(What to do): For every line in the records that has the word "value", make a copy.

(Extracted records):

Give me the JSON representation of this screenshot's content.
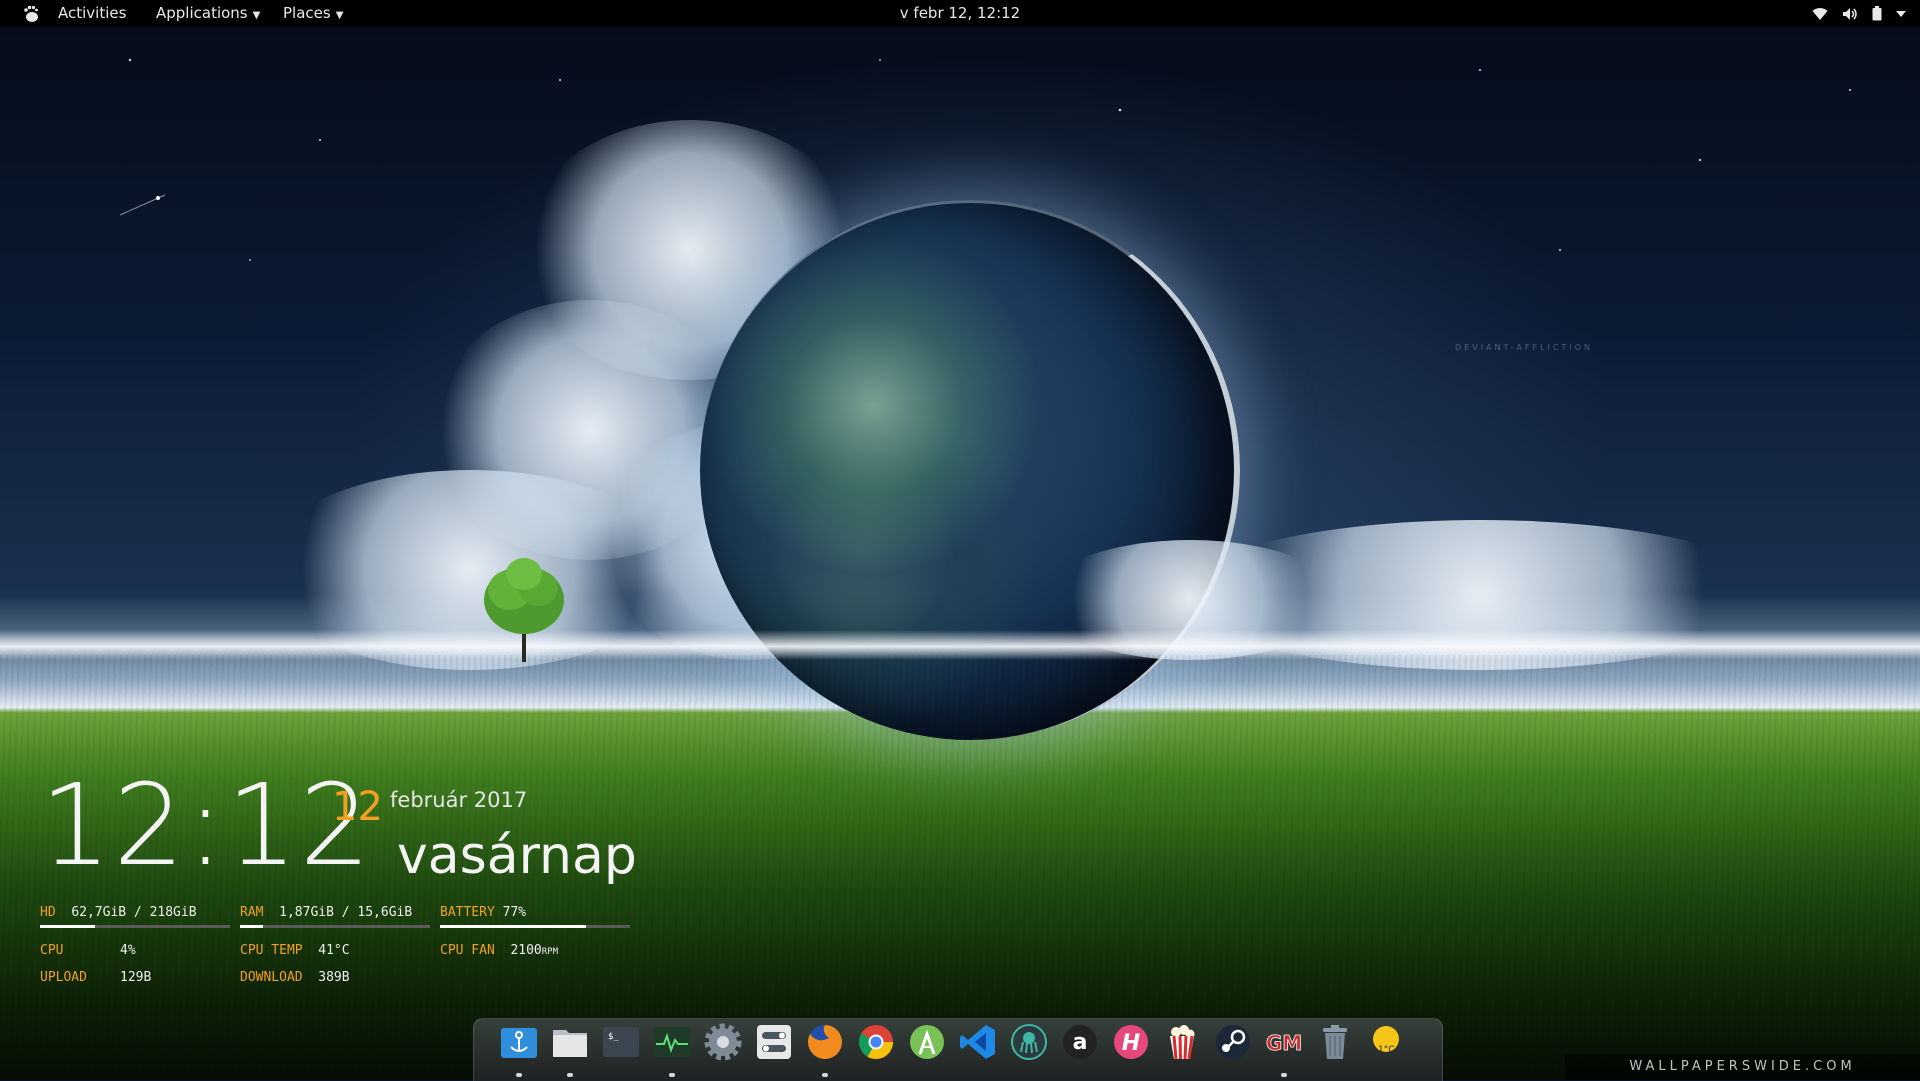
{
  "topbar": {
    "activities": "Activities",
    "applications": "Applications",
    "places": "Places",
    "clock": "v febr 12, 12:12",
    "tray_icons": [
      "wifi-icon",
      "volume-icon",
      "battery-icon",
      "power-menu-icon"
    ]
  },
  "wallpaper": {
    "signature": "DEVIANT-AFFLICTION",
    "site": "WALLPAPERSWIDE.COM"
  },
  "conky": {
    "time": "12:12",
    "day": "12",
    "month_year": "február 2017",
    "weekday": "vasárnap",
    "hd": {
      "label": "HD",
      "value": "62,7GiB / 218GiB",
      "fraction": 0.29
    },
    "ram": {
      "label": "RAM",
      "value": "1,87GiB / 15,6GiB",
      "fraction": 0.12
    },
    "battery": {
      "label": "BATTERY",
      "value": "77%",
      "fraction": 0.77
    },
    "cpu": {
      "label": "CPU",
      "value": "4%"
    },
    "cpu_temp": {
      "label": "CPU TEMP",
      "value": "41°C"
    },
    "cpu_fan": {
      "label": "CPU FAN",
      "value": "2100",
      "unit": "RPM"
    },
    "upload": {
      "label": "UPLOAD",
      "value": "129B"
    },
    "download": {
      "label": "DOWNLOAD",
      "value": "389B"
    }
  },
  "dock": {
    "apps": [
      {
        "name": "anchor-app-icon",
        "color": "#2f8fdc"
      },
      {
        "name": "files-icon",
        "color": "#e4e6e8"
      },
      {
        "name": "terminal-icon",
        "color": "#3b4650"
      },
      {
        "name": "system-monitor-icon",
        "color": "#2f5a38"
      },
      {
        "name": "settings-gear-icon",
        "color": "#7f8c98"
      },
      {
        "name": "tweaks-icon",
        "color": "#e8e8e8"
      },
      {
        "name": "firefox-icon",
        "color": "#f28b1e"
      },
      {
        "name": "chrome-icon",
        "color": "#4285f4"
      },
      {
        "name": "android-studio-icon",
        "color": "#78c257"
      },
      {
        "name": "vscode-icon",
        "color": "#1e88e5"
      },
      {
        "name": "gitkraken-icon",
        "color": "#2b3a3e"
      },
      {
        "name": "amazon-icon",
        "color": "#222222"
      },
      {
        "name": "hyper-icon",
        "color": "#e8477c"
      },
      {
        "name": "popcorn-time-icon",
        "color": "#d92b2b"
      },
      {
        "name": "steam-icon",
        "color": "#1b2838"
      },
      {
        "name": "gm-icon",
        "color": "#c62828"
      },
      {
        "name": "trash-icon",
        "color": "#7a8a96"
      },
      {
        "name": "weather-icon",
        "color": "#f5c518"
      }
    ],
    "weather_text": "1°C"
  }
}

(Full answer):
      "value": "62,7GiB / 218GiB",
      "value": "1,87GiB / 15,6GiB",
      "value": "77%",
      "value": "4%"
      "value": "41°C"
      "value": "2100",
      "value": "129B"
      "value": "389B"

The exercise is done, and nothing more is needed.